WHAT THE EXERCISE ASKS: Look through the data below and count each line where the word "Cliente" appears. Reply with the count alone.

RECORDED DATA:
[BEGIN]

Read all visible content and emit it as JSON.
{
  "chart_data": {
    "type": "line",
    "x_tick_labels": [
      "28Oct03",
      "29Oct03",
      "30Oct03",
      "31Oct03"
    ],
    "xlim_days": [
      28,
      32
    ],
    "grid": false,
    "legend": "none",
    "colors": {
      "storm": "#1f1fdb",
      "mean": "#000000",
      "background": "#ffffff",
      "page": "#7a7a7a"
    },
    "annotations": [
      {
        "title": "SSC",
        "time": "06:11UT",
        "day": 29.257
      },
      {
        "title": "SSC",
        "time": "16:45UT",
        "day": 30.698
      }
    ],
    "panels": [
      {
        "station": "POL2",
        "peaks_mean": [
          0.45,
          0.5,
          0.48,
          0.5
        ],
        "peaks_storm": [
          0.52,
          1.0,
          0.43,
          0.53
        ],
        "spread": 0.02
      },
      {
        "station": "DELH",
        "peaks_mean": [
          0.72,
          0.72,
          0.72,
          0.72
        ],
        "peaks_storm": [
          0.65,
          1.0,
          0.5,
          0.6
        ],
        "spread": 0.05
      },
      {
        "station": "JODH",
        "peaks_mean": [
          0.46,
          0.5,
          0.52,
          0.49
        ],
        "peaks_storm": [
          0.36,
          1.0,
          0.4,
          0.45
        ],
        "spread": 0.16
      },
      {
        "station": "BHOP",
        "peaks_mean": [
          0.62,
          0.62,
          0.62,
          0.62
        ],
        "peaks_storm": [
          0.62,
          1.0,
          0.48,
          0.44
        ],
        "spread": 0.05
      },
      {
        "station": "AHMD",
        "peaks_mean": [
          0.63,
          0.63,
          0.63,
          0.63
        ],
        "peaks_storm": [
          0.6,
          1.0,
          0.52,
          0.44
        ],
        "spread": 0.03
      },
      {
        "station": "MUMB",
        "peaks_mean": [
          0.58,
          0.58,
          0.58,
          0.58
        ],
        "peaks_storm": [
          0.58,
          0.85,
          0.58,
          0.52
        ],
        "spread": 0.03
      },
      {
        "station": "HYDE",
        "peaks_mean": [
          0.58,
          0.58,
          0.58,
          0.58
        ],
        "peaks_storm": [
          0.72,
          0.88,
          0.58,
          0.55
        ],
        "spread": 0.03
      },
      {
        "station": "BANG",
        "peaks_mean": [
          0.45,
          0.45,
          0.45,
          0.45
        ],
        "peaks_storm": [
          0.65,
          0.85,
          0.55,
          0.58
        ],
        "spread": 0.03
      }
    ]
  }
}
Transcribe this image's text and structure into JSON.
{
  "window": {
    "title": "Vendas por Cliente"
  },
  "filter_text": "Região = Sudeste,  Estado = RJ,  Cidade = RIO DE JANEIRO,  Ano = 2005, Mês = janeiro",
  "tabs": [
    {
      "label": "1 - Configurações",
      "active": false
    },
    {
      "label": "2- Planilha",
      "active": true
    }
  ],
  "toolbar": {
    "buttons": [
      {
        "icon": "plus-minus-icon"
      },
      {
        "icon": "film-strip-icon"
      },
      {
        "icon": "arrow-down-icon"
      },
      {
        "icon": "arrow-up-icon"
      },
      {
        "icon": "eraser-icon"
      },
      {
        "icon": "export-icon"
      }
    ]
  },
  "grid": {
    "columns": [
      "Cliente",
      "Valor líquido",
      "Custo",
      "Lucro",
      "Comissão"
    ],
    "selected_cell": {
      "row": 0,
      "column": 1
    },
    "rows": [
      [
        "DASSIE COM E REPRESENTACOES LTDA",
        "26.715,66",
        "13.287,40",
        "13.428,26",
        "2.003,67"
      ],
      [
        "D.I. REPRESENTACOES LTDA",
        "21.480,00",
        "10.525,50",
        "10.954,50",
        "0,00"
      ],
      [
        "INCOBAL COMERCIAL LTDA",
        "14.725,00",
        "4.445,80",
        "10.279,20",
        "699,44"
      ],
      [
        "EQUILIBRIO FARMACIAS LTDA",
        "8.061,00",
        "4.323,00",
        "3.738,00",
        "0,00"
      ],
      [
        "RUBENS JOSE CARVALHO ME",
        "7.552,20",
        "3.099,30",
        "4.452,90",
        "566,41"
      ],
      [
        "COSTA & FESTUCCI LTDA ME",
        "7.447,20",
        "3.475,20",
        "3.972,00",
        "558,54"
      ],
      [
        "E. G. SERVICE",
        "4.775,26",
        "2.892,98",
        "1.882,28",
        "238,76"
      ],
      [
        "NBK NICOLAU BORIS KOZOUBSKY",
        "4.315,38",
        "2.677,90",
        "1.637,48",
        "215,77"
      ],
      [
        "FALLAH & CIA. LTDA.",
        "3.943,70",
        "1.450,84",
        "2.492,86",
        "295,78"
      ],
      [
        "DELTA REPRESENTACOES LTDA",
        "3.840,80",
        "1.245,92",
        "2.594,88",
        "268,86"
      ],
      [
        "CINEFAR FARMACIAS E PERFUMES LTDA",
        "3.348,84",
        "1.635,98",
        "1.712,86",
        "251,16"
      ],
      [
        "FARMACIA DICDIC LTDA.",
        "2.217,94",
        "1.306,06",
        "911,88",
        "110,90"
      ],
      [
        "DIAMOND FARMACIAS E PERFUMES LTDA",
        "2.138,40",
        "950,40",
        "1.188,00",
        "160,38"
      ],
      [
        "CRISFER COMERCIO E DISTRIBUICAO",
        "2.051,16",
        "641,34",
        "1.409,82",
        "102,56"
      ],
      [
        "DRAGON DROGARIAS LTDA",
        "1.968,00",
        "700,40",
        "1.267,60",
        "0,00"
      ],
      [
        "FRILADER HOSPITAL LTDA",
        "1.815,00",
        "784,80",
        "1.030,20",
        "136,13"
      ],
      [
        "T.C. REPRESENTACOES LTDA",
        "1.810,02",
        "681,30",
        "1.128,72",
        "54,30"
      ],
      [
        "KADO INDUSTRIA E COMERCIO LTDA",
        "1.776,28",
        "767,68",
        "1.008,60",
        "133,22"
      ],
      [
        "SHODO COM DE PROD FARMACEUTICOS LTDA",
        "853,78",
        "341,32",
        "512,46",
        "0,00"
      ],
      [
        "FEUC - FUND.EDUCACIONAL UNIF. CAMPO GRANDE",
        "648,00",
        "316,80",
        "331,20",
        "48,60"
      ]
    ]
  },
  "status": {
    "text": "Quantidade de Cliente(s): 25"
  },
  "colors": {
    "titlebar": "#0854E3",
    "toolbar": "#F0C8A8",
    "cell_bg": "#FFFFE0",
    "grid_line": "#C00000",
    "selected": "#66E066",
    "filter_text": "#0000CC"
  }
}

[END]

RESPONSE FOR THIS EXERCISE: 3